** Prompt **
An exact copy of the records is required, minus the pictures they hold.

Raw records:
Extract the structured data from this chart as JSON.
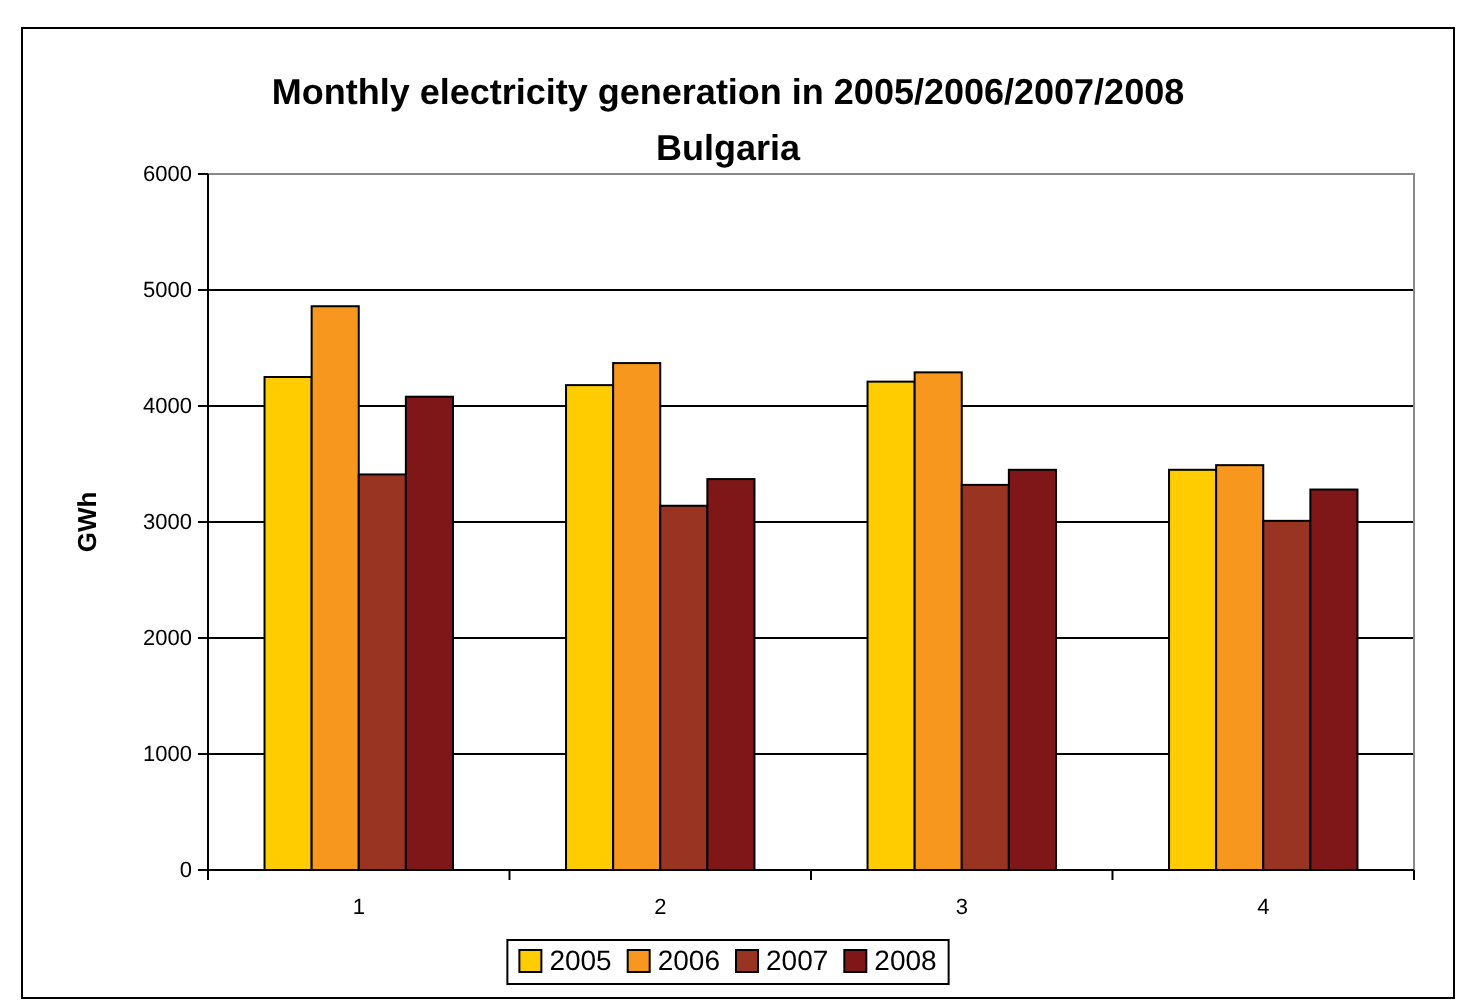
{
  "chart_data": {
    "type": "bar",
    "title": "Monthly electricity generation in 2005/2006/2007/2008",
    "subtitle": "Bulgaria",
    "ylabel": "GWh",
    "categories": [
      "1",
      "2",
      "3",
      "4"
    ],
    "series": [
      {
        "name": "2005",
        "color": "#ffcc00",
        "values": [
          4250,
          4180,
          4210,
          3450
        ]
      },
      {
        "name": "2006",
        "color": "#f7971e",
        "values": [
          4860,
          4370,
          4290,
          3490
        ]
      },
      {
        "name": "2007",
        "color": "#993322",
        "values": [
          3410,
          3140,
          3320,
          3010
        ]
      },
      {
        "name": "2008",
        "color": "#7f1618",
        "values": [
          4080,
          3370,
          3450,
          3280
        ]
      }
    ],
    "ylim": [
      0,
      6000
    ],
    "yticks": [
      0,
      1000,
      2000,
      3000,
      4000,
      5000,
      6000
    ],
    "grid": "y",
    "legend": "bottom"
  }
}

** Answer below **
Extract the structured data from this chart as JSON.
{
  "chart_data": {
    "type": "bar",
    "title": "Monthly electricity generation in 2005/2006/2007/2008",
    "subtitle": "Bulgaria",
    "ylabel": "GWh",
    "categories": [
      "1",
      "2",
      "3",
      "4"
    ],
    "series": [
      {
        "name": "2005",
        "color": "#ffcc00",
        "values": [
          4250,
          4180,
          4210,
          3450
        ]
      },
      {
        "name": "2006",
        "color": "#f7971e",
        "values": [
          4860,
          4370,
          4290,
          3490
        ]
      },
      {
        "name": "2007",
        "color": "#993322",
        "values": [
          3410,
          3140,
          3320,
          3010
        ]
      },
      {
        "name": "2008",
        "color": "#7f1618",
        "values": [
          4080,
          3370,
          3450,
          3280
        ]
      }
    ],
    "ylim": [
      0,
      6000
    ],
    "yticks": [
      0,
      1000,
      2000,
      3000,
      4000,
      5000,
      6000
    ],
    "grid": "y",
    "legend": "bottom"
  }
}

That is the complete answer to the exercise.